━━━━━ RECORDS FOR PROCESSING ━━━━━

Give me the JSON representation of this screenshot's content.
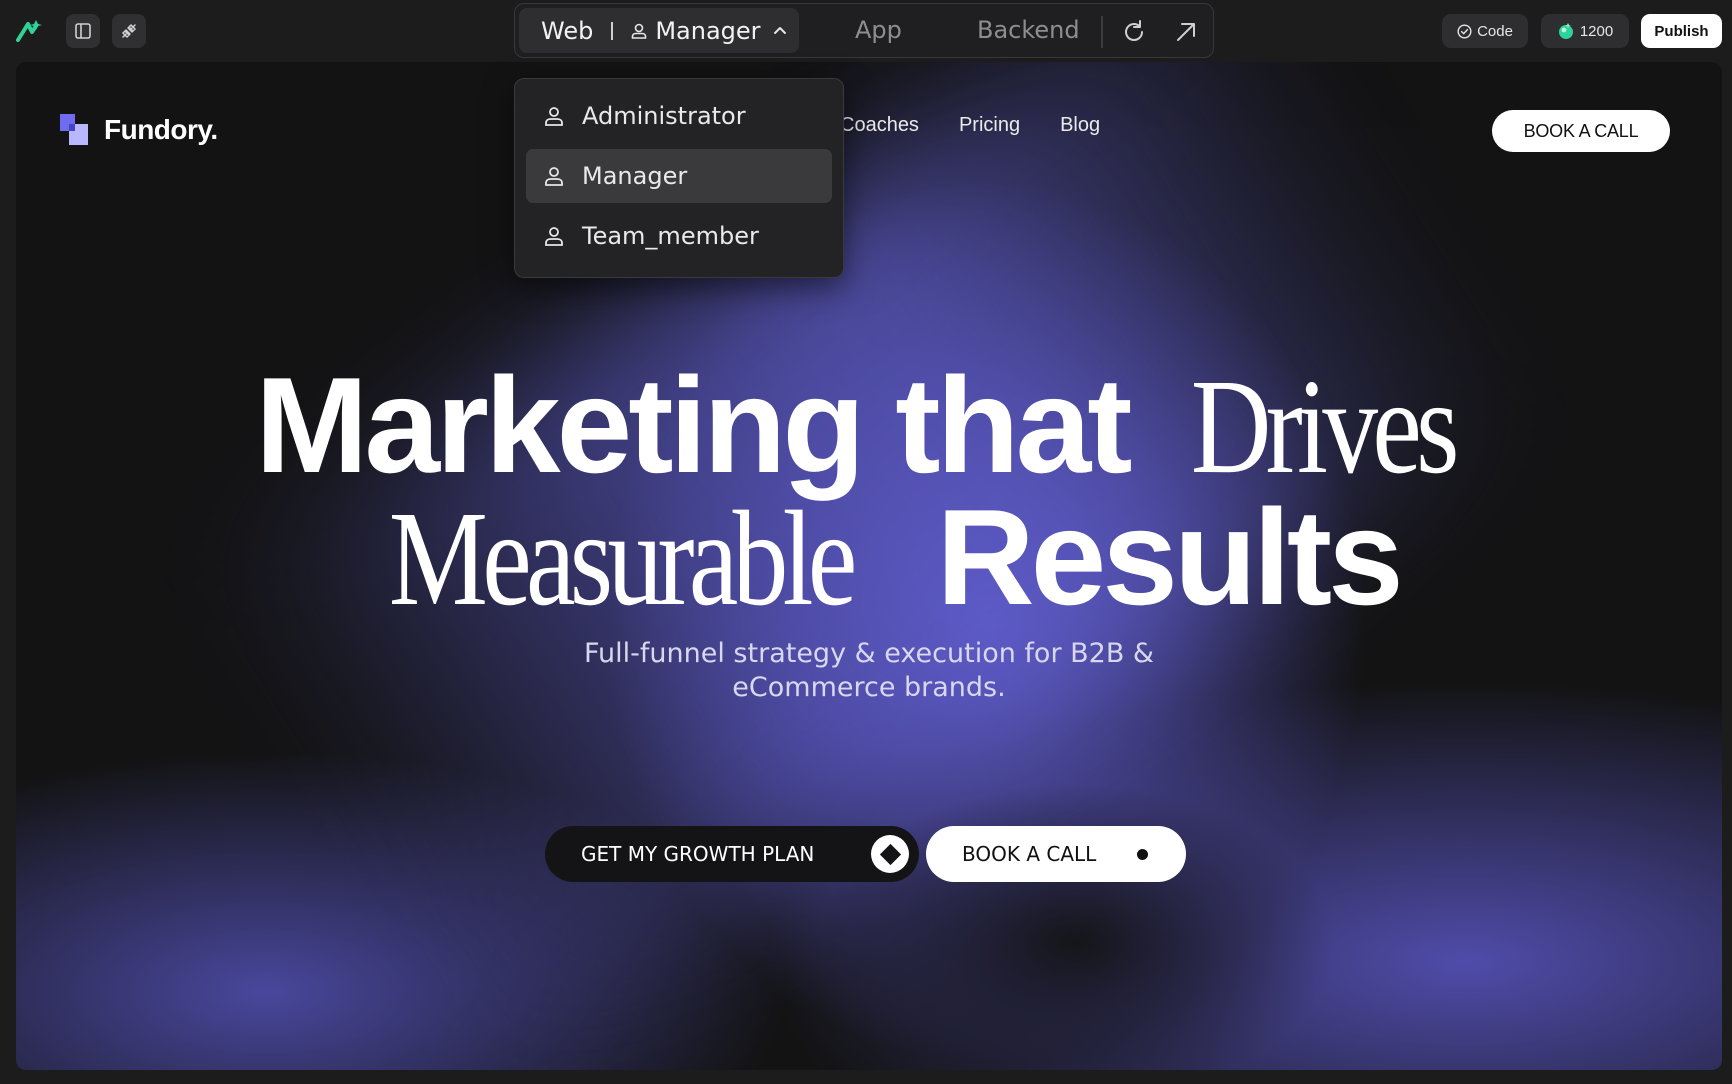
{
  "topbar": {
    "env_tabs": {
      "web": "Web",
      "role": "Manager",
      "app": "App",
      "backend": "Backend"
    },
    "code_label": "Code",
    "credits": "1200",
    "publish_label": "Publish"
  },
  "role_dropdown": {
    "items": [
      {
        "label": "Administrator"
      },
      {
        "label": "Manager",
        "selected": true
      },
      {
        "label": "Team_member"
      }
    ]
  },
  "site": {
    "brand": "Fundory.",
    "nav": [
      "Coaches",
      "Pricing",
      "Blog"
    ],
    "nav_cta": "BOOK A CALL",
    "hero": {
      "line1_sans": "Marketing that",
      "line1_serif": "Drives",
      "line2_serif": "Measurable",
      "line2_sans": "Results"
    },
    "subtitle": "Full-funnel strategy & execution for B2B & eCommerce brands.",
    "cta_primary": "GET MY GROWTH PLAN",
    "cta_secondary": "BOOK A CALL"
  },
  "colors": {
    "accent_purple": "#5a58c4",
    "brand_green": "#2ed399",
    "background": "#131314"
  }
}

━━━━━

Quote every record above exactly, leaving out any pictures.

Give me the JSON representation of this screenshot's content.
{
  "topbar": {
    "env_tabs": {
      "web": "Web",
      "role": "Manager",
      "app": "App",
      "backend": "Backend"
    },
    "code_label": "Code",
    "credits": "1200",
    "publish_label": "Publish"
  },
  "role_dropdown": {
    "items": [
      {
        "label": "Administrator"
      },
      {
        "label": "Manager",
        "selected": true
      },
      {
        "label": "Team_member"
      }
    ]
  },
  "site": {
    "brand": "Fundory.",
    "nav": [
      "Coaches",
      "Pricing",
      "Blog"
    ],
    "nav_cta": "BOOK A CALL",
    "hero": {
      "line1_sans": "Marketing that",
      "line1_serif": "Drives",
      "line2_serif": "Measurable",
      "line2_sans": "Results"
    },
    "subtitle": "Full-funnel strategy & execution for B2B & eCommerce brands.",
    "cta_primary": "GET MY GROWTH PLAN",
    "cta_secondary": "BOOK A CALL"
  },
  "colors": {
    "accent_purple": "#5a58c4",
    "brand_green": "#2ed399",
    "background": "#131314"
  }
}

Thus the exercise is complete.